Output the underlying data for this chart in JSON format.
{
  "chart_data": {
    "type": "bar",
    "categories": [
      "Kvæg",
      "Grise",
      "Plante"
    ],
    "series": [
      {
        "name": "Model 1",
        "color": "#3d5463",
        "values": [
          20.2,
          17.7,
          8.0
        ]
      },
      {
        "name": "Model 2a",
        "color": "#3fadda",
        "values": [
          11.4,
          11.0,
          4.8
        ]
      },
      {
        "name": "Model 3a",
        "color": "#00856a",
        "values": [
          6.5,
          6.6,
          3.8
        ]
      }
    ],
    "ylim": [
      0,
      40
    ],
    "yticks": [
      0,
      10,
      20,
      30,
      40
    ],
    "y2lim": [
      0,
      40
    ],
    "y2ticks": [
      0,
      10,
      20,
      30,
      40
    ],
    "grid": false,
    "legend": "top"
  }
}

───

**The problem**.
Copy out every line from the records that has the word "color".

**Full response**.
        "color": "#3d5463",
        "color": "#3fadda",
        "color": "#00856a",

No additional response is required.